In den Worten des Patentanspruchs 1 ausgedrückt ist aus der US 5 832 556 A Folgendes bekannt: ein 1 Reinigungsmedium 10 für Banknotenbearbeitungsmaschinen (Spalte 1, Zeilen 15 bis 19), 1.1 das zumindest in einem Bereich 16, 20 ein Material 14, 18 aufweist, das eine Reinigung von Bestandteilen der Banknotenbearbeitungsmaschinen bewirkt (Spalte 3, Zeilen 9 bis 13), 1.1a während das Reinigungsmedium durch die Banknotenbearbeitungsmaschinen transportiert wird (Spalte 4, Zeilen 17 bis 23), wobei 1.2teilw das Reinigungsmedium 10 Informationen aufweist, die von der Banknotenbearbeitungsmaschine lesbar (Spalte 3, Zeilen 35 bis 37) sind und bei der Bearbeitung von Banknoten in der Banknotenbearbeitungsmaschine verwendbar sind (Die Maschine erkennt die Informationen und registriert trotzdem, dass es keine Banknote ist.)

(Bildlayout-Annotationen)
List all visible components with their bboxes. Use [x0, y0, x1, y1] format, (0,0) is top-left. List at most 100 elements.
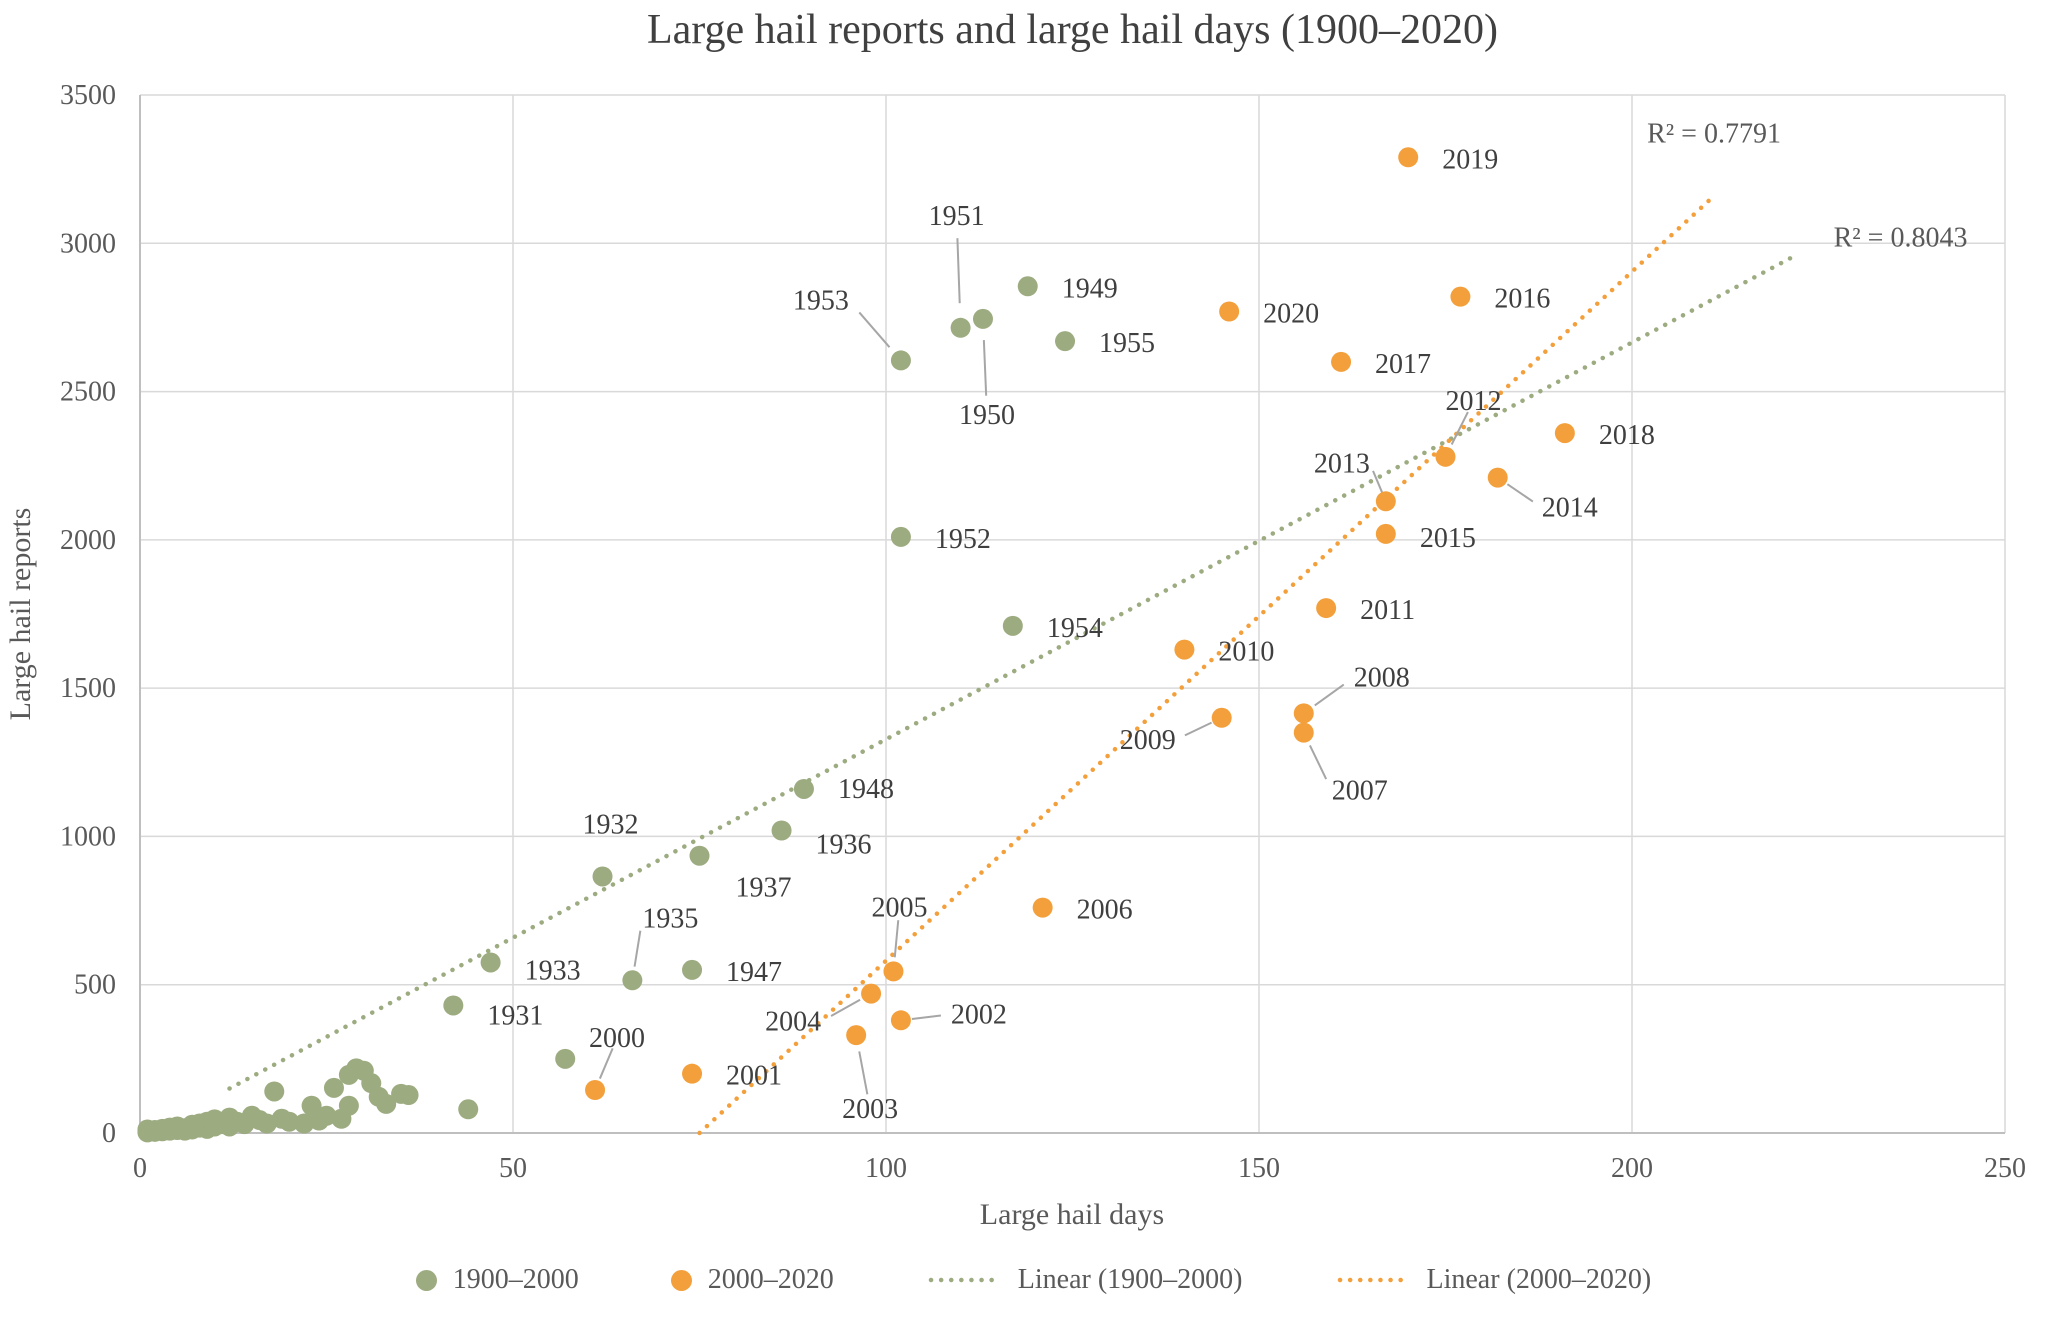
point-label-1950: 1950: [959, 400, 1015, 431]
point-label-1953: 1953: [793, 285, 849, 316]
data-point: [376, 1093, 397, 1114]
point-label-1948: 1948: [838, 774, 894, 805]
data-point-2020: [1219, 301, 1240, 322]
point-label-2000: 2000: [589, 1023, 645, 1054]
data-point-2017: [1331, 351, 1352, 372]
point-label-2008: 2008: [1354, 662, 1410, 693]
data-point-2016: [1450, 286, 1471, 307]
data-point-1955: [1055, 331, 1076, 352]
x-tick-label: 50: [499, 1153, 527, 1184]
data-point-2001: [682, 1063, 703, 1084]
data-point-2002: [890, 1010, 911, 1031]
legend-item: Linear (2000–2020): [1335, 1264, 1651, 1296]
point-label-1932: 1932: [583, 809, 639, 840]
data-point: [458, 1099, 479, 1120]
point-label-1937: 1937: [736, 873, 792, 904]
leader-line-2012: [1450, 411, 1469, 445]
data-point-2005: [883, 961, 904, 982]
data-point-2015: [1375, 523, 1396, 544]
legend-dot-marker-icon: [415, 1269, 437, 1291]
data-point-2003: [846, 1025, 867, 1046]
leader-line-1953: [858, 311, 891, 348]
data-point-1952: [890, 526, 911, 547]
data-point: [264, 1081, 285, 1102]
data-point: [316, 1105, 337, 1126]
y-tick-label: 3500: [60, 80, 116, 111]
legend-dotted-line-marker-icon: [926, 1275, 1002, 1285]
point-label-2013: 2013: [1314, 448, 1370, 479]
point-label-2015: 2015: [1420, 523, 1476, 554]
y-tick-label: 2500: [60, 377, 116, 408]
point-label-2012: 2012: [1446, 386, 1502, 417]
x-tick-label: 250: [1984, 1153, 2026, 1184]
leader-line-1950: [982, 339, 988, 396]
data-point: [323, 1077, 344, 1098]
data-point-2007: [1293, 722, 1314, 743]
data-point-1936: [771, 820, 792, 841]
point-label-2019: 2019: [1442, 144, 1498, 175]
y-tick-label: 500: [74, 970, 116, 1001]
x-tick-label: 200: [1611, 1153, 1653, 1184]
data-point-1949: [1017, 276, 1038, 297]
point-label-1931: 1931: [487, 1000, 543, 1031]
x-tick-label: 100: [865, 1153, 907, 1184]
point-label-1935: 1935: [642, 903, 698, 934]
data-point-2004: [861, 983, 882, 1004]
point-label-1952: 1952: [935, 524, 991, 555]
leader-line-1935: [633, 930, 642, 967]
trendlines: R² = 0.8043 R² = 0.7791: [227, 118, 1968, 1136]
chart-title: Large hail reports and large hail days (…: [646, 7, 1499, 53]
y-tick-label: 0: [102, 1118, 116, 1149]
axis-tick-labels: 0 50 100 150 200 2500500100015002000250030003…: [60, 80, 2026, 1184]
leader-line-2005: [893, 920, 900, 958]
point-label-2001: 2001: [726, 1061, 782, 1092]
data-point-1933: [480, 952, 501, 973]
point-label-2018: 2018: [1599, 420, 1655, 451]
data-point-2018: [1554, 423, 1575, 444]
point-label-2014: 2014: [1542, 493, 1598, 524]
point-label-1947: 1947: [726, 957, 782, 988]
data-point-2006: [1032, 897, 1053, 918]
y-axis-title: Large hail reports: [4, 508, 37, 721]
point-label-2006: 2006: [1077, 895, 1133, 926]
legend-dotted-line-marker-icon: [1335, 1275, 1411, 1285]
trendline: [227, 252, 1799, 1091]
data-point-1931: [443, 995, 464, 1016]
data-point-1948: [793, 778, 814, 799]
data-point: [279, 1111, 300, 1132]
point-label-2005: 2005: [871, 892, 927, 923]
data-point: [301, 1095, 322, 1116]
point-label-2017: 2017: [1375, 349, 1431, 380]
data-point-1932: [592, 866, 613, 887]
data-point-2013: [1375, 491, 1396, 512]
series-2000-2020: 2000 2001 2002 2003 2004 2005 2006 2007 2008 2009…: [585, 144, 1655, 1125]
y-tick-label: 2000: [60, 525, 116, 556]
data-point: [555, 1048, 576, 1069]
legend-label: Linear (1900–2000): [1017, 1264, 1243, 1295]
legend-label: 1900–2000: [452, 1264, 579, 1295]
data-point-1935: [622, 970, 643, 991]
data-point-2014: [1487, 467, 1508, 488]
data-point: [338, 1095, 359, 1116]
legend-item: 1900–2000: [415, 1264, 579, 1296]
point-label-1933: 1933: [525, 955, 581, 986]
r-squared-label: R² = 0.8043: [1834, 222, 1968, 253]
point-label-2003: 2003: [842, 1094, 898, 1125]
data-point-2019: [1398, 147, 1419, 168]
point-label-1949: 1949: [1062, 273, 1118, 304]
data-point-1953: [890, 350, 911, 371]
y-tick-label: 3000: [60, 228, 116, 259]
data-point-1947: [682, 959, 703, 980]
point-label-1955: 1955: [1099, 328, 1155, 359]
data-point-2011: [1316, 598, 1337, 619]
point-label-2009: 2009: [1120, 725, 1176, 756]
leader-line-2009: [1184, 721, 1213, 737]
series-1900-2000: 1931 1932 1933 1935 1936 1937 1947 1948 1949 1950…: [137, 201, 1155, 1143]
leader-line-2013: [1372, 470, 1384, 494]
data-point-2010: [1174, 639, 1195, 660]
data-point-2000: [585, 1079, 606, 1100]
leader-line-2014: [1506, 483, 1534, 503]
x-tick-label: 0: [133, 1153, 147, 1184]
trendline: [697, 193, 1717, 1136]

◆ **Aufgabenstellung**:
Schreibe den Text über das Reinigungsmedium für Banknotenbearbeitungsmaschinen im Anschluss an seinen letzten Satz weiter.

◆ **Schriftliche Antwort**:
Vom Fachmann ist zu erwarten, dass er sich nicht damit abfindet, dass er beim Einsatz eines solchen Reinigungsmediums die Bearbeitung von Banknoten durch die Banknotenbearbeitungsmaschine unterbrechen und statt dessen einen separaten Reinigungsvorgang mit veränderten Einstellungsparametern, insbesondere verringerter Transportgeschwindigkeit anstoßen muss, da dies zum Einen einen erhöhten Programmieraufwand und daraus resultierend ein erhöhtes Fehlerrisiko zur Folge hat. Zum Anderen hat jede Änderung in der mechanischen Beanspruchung bewegter Teile, die bei einer Banknotenbearbeitungsmaschine naturgemäß in großer Zahl vorhanden sind, einen erhöhten Verschleiß zur Folge.
Daher stellt sich die von der Anmelderin genannte Aufgabe in der Praxis von selbst.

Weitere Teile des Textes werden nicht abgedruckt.